> **Exercise details**: Below are the records; locate each line with the word "text" and copy it.
══ Stored records
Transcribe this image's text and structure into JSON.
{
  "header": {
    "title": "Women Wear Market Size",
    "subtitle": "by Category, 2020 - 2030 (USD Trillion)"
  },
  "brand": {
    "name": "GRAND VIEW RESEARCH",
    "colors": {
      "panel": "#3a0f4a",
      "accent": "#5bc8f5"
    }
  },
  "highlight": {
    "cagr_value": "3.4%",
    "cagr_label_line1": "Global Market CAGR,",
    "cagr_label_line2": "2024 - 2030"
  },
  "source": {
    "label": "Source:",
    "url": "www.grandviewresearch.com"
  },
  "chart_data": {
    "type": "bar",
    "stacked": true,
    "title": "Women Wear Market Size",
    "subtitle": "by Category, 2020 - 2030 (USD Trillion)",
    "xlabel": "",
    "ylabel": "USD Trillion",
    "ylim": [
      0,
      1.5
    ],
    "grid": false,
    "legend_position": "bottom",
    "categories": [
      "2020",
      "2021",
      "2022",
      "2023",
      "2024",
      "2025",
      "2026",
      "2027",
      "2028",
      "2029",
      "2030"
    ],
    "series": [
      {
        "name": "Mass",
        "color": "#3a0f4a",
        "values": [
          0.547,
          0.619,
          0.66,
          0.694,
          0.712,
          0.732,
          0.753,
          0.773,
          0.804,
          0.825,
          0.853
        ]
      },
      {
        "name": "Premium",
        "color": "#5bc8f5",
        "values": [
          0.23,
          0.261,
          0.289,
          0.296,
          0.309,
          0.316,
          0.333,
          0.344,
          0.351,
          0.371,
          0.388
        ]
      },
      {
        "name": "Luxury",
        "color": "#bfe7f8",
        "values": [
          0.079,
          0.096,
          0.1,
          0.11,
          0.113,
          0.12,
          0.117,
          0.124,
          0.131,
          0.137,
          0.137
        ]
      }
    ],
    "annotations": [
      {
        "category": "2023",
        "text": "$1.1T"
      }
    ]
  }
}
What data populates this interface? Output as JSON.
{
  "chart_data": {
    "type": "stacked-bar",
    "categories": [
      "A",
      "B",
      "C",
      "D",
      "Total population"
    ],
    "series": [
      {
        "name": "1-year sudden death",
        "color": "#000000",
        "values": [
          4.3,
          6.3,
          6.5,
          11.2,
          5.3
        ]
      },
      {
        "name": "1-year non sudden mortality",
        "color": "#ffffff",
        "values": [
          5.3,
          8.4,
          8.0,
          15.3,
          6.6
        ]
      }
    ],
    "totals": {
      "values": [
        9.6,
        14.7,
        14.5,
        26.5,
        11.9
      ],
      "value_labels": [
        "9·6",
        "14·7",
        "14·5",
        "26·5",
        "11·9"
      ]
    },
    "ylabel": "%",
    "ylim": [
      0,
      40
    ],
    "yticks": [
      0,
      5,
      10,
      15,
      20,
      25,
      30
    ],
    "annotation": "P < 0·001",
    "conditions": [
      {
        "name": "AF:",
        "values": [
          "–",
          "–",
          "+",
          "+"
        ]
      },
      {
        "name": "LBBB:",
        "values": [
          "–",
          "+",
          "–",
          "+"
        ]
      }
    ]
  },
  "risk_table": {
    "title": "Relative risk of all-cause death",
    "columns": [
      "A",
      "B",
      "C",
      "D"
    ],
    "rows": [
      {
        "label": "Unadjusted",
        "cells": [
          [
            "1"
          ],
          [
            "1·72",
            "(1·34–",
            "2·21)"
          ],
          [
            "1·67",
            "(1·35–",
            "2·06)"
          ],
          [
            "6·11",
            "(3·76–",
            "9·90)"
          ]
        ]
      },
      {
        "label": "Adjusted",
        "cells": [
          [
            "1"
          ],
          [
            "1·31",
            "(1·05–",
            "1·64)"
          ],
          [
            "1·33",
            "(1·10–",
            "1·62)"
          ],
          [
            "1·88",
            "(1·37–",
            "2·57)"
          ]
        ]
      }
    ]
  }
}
════
> **Solution for this problem**:
Transcribe this image's text and structure into JSON.
        "text": "$1.1T"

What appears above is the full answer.